Give back the entire listing verbatim.

BEGIN RECORDS FOR THE TASK

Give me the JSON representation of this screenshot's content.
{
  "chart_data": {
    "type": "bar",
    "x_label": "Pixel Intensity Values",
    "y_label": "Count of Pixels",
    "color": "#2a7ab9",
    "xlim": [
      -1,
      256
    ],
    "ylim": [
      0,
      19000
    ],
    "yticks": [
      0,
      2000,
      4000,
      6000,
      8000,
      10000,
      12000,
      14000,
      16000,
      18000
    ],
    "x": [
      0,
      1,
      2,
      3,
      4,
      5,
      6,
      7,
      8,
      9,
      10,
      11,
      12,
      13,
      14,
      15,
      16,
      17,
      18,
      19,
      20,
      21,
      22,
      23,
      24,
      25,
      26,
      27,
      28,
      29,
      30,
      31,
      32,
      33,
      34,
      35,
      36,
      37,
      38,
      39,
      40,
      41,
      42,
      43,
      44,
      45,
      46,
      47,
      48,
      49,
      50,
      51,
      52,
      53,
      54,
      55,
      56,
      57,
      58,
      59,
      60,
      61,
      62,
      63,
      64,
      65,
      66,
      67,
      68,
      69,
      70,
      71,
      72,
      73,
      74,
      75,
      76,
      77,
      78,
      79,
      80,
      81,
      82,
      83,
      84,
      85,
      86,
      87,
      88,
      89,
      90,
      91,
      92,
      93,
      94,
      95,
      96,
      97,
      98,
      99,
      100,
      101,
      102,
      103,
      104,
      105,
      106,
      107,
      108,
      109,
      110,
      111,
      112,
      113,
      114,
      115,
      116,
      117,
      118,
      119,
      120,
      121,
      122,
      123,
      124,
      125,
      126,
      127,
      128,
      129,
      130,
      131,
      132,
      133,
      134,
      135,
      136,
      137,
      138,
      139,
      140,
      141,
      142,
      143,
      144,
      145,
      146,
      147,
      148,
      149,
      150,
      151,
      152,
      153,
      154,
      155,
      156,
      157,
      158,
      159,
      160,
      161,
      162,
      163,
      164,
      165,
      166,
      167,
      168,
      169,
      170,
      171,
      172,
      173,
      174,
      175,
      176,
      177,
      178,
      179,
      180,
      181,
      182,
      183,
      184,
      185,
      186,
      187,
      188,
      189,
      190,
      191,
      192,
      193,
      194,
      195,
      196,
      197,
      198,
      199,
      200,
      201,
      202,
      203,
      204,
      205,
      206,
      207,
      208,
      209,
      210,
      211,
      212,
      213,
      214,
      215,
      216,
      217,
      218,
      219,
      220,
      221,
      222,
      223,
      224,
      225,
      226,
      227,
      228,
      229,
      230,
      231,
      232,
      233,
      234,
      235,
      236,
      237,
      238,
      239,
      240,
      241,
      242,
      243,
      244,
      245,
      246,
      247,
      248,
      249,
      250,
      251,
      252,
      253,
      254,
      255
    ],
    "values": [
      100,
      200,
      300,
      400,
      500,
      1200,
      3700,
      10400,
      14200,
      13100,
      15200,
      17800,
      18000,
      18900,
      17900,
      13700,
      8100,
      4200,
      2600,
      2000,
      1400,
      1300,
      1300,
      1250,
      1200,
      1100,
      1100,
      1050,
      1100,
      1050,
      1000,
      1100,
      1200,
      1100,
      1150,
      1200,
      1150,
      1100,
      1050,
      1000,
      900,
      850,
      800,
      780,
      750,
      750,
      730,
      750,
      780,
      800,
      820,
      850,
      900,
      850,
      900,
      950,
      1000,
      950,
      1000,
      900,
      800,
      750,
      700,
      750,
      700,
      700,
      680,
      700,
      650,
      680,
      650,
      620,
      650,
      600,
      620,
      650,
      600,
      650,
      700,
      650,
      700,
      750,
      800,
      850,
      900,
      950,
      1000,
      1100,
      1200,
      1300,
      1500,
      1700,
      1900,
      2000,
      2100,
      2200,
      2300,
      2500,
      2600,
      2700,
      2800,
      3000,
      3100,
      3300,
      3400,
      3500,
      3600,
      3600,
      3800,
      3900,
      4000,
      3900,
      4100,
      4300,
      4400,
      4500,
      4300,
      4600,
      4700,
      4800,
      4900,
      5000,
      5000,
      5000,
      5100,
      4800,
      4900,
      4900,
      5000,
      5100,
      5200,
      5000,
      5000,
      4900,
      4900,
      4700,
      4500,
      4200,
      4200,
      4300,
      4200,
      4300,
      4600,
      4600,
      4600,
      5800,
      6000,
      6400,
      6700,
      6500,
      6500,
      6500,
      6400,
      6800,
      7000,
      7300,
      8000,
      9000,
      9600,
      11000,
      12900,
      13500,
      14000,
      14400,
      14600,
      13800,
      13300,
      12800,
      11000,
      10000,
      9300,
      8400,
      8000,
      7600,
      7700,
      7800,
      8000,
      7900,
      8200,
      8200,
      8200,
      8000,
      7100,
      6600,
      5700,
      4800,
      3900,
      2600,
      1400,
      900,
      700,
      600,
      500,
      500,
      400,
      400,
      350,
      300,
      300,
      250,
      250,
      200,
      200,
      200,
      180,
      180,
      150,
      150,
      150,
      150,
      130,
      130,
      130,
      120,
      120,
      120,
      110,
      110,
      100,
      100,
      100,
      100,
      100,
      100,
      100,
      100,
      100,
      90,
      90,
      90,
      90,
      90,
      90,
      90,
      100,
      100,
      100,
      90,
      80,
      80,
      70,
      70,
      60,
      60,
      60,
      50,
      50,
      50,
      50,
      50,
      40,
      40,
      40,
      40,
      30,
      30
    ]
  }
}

END RECORDS FOR THE TASK

### [ANSWER TO THIS EXERCISE]
Give me the JSON representation of this screenshot's content.
{
  "chart_data": {
    "type": "bar",
    "x_label": "Pixel Intensity Values",
    "y_label": "Count of Pixels",
    "color": "#2a7ab9",
    "xlim": [
      -1,
      256
    ],
    "ylim": [
      0,
      19000
    ],
    "yticks": [
      0,
      2000,
      4000,
      6000,
      8000,
      10000,
      12000,
      14000,
      16000,
      18000
    ],
    "x": [
      0,
      1,
      2,
      3,
      4,
      5,
      6,
      7,
      8,
      9,
      10,
      11,
      12,
      13,
      14,
      15,
      16,
      17,
      18,
      19,
      20,
      21,
      22,
      23,
      24,
      25,
      26,
      27,
      28,
      29,
      30,
      31,
      32,
      33,
      34,
      35,
      36,
      37,
      38,
      39,
      40,
      41,
      42,
      43,
      44,
      45,
      46,
      47,
      48,
      49,
      50,
      51,
      52,
      53,
      54,
      55,
      56,
      57,
      58,
      59,
      60,
      61,
      62,
      63,
      64,
      65,
      66,
      67,
      68,
      69,
      70,
      71,
      72,
      73,
      74,
      75,
      76,
      77,
      78,
      79,
      80,
      81,
      82,
      83,
      84,
      85,
      86,
      87,
      88,
      89,
      90,
      91,
      92,
      93,
      94,
      95,
      96,
      97,
      98,
      99,
      100,
      101,
      102,
      103,
      104,
      105,
      106,
      107,
      108,
      109,
      110,
      111,
      112,
      113,
      114,
      115,
      116,
      117,
      118,
      119,
      120,
      121,
      122,
      123,
      124,
      125,
      126,
      127,
      128,
      129,
      130,
      131,
      132,
      133,
      134,
      135,
      136,
      137,
      138,
      139,
      140,
      141,
      142,
      143,
      144,
      145,
      146,
      147,
      148,
      149,
      150,
      151,
      152,
      153,
      154,
      155,
      156,
      157,
      158,
      159,
      160,
      161,
      162,
      163,
      164,
      165,
      166,
      167,
      168,
      169,
      170,
      171,
      172,
      173,
      174,
      175,
      176,
      177,
      178,
      179,
      180,
      181,
      182,
      183,
      184,
      185,
      186,
      187,
      188,
      189,
      190,
      191,
      192,
      193,
      194,
      195,
      196,
      197,
      198,
      199,
      200,
      201,
      202,
      203,
      204,
      205,
      206,
      207,
      208,
      209,
      210,
      211,
      212,
      213,
      214,
      215,
      216,
      217,
      218,
      219,
      220,
      221,
      222,
      223,
      224,
      225,
      226,
      227,
      228,
      229,
      230,
      231,
      232,
      233,
      234,
      235,
      236,
      237,
      238,
      239,
      240,
      241,
      242,
      243,
      244,
      245,
      246,
      247,
      248,
      249,
      250,
      251,
      252,
      253,
      254,
      255
    ],
    "values": [
      100,
      200,
      300,
      400,
      500,
      1200,
      3700,
      10400,
      14200,
      13100,
      15200,
      17800,
      18000,
      18900,
      17900,
      13700,
      8100,
      4200,
      2600,
      2000,
      1400,
      1300,
      1300,
      1250,
      1200,
      1100,
      1100,
      1050,
      1100,
      1050,
      1000,
      1100,
      1200,
      1100,
      1150,
      1200,
      1150,
      1100,
      1050,
      1000,
      900,
      850,
      800,
      780,
      750,
      750,
      730,
      750,
      780,
      800,
      820,
      850,
      900,
      850,
      900,
      950,
      1000,
      950,
      1000,
      900,
      800,
      750,
      700,
      750,
      700,
      700,
      680,
      700,
      650,
      680,
      650,
      620,
      650,
      600,
      620,
      650,
      600,
      650,
      700,
      650,
      700,
      750,
      800,
      850,
      900,
      950,
      1000,
      1100,
      1200,
      1300,
      1500,
      1700,
      1900,
      2000,
      2100,
      2200,
      2300,
      2500,
      2600,
      2700,
      2800,
      3000,
      3100,
      3300,
      3400,
      3500,
      3600,
      3600,
      3800,
      3900,
      4000,
      3900,
      4100,
      4300,
      4400,
      4500,
      4300,
      4600,
      4700,
      4800,
      4900,
      5000,
      5000,
      5000,
      5100,
      4800,
      4900,
      4900,
      5000,
      5100,
      5200,
      5000,
      5000,
      4900,
      4900,
      4700,
      4500,
      4200,
      4200,
      4300,
      4200,
      4300,
      4600,
      4600,
      4600,
      5800,
      6000,
      6400,
      6700,
      6500,
      6500,
      6500,
      6400,
      6800,
      7000,
      7300,
      8000,
      9000,
      9600,
      11000,
      12900,
      13500,
      14000,
      14400,
      14600,
      13800,
      13300,
      12800,
      11000,
      10000,
      9300,
      8400,
      8000,
      7600,
      7700,
      7800,
      8000,
      7900,
      8200,
      8200,
      8200,
      8000,
      7100,
      6600,
      5700,
      4800,
      3900,
      2600,
      1400,
      900,
      700,
      600,
      500,
      500,
      400,
      400,
      350,
      300,
      300,
      250,
      250,
      200,
      200,
      200,
      180,
      180,
      150,
      150,
      150,
      150,
      130,
      130,
      130,
      120,
      120,
      120,
      110,
      110,
      100,
      100,
      100,
      100,
      100,
      100,
      100,
      100,
      100,
      90,
      90,
      90,
      90,
      90,
      90,
      90,
      100,
      100,
      100,
      90,
      80,
      80,
      70,
      70,
      60,
      60,
      60,
      50,
      50,
      50,
      50,
      50,
      40,
      40,
      40,
      40,
      30,
      30
    ]
  }
}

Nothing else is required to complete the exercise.